- WHAT THE EXERCISE ASKS: Return every line of the material exactly.
BEGIN
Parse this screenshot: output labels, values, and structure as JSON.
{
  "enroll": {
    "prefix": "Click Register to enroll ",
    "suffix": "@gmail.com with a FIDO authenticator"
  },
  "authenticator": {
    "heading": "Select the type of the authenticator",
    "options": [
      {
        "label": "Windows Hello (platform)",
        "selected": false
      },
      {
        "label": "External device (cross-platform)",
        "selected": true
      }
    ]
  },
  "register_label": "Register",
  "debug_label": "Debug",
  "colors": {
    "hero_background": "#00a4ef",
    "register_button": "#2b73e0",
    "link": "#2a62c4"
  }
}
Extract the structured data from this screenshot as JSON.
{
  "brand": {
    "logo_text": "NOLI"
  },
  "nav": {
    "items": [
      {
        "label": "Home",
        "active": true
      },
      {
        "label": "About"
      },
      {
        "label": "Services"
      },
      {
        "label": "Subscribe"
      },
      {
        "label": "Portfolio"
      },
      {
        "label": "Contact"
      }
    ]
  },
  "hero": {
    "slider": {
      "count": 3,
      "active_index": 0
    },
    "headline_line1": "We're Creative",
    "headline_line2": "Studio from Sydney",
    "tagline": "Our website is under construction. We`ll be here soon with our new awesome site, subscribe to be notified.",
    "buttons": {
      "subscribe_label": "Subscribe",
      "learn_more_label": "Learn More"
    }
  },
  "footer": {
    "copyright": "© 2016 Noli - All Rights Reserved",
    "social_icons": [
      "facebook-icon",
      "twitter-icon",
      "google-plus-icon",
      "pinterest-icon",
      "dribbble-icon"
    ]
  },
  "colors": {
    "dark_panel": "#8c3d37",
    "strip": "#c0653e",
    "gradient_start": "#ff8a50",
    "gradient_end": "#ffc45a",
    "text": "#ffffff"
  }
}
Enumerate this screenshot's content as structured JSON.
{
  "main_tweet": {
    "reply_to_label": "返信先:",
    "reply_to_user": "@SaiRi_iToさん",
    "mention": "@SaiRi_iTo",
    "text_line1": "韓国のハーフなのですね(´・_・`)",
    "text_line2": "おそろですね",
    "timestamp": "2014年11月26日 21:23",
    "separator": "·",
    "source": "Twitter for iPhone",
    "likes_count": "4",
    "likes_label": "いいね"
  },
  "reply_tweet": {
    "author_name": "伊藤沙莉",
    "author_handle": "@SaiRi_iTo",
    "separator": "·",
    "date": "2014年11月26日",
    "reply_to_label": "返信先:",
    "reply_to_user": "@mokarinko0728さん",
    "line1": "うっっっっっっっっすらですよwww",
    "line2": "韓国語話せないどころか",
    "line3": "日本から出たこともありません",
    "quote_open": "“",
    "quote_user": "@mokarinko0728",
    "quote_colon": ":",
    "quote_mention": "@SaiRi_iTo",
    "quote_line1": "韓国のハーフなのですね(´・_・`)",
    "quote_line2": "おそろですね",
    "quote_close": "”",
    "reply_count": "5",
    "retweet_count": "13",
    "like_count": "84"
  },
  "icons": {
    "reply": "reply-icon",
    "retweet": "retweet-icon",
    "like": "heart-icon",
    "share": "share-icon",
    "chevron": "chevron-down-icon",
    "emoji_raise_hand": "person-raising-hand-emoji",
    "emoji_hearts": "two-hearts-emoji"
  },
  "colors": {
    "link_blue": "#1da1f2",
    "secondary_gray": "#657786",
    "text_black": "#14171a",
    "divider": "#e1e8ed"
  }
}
END
- SOLUTION TO THIS TASK:
Parse this screenshot: output labels, values, and structure as JSON.
{
  "enroll": {
    "prefix": "Click Register to enroll ",
    "suffix": "@gmail.com with a FIDO authenticator"
  },
  "authenticator": {
    "heading": "Select the type of the authenticator",
    "options": [
      {
        "label": "Windows Hello (platform)",
        "selected": false
      },
      {
        "label": "External device (cross-platform)",
        "selected": true
      }
    ]
  },
  "register_label": "Register",
  "debug_label": "Debug",
  "colors": {
    "hero_background": "#00a4ef",
    "register_button": "#2b73e0",
    "link": "#2a62c4"
  }
}
Extract the structured data from this screenshot as JSON.
{
  "brand": {
    "logo_text": "NOLI"
  },
  "nav": {
    "items": [
      {
        "label": "Home",
        "active": true
      },
      {
        "label": "About"
      },
      {
        "label": "Services"
      },
      {
        "label": "Subscribe"
      },
      {
        "label": "Portfolio"
      },
      {
        "label": "Contact"
      }
    ]
  },
  "hero": {
    "slider": {
      "count": 3,
      "active_index": 0
    },
    "headline_line1": "We're Creative",
    "headline_line2": "Studio from Sydney",
    "tagline": "Our website is under construction. We`ll be here soon with our new awesome site, subscribe to be notified.",
    "buttons": {
      "subscribe_label": "Subscribe",
      "learn_more_label": "Learn More"
    }
  },
  "footer": {
    "copyright": "© 2016 Noli - All Rights Reserved",
    "social_icons": [
      "facebook-icon",
      "twitter-icon",
      "google-plus-icon",
      "pinterest-icon",
      "dribbble-icon"
    ]
  },
  "colors": {
    "dark_panel": "#8c3d37",
    "strip": "#c0653e",
    "gradient_start": "#ff8a50",
    "gradient_end": "#ffc45a",
    "text": "#ffffff"
  }
}
Enumerate this screenshot's content as structured JSON.
{
  "main_tweet": {
    "reply_to_label": "返信先:",
    "reply_to_user": "@SaiRi_iToさん",
    "mention": "@SaiRi_iTo",
    "text_line1": "韓国のハーフなのですね(´・_・`)",
    "text_line2": "おそろですね",
    "timestamp": "2014年11月26日 21:23",
    "separator": "·",
    "source": "Twitter for iPhone",
    "likes_count": "4",
    "likes_label": "いいね"
  },
  "reply_tweet": {
    "author_name": "伊藤沙莉",
    "author_handle": "@SaiRi_iTo",
    "separator": "·",
    "date": "2014年11月26日",
    "reply_to_label": "返信先:",
    "reply_to_user": "@mokarinko0728さん",
    "line1": "うっっっっっっっっすらですよwww",
    "line2": "韓国語話せないどころか",
    "line3": "日本から出たこともありません",
    "quote_open": "“",
    "quote_user": "@mokarinko0728",
    "quote_colon": ":",
    "quote_mention": "@SaiRi_iTo",
    "quote_line1": "韓国のハーフなのですね(´・_・`)",
    "quote_line2": "おそろですね",
    "quote_close": "”",
    "reply_count": "5",
    "retweet_count": "13",
    "like_count": "84"
  },
  "icons": {
    "reply": "reply-icon",
    "retweet": "retweet-icon",
    "like": "heart-icon",
    "share": "share-icon",
    "chevron": "chevron-down-icon",
    "emoji_raise_hand": "person-raising-hand-emoji",
    "emoji_hearts": "two-hearts-emoji"
  },
  "colors": {
    "link_blue": "#1da1f2",
    "secondary_gray": "#657786",
    "text_black": "#14171a",
    "divider": "#e1e8ed"
  }
}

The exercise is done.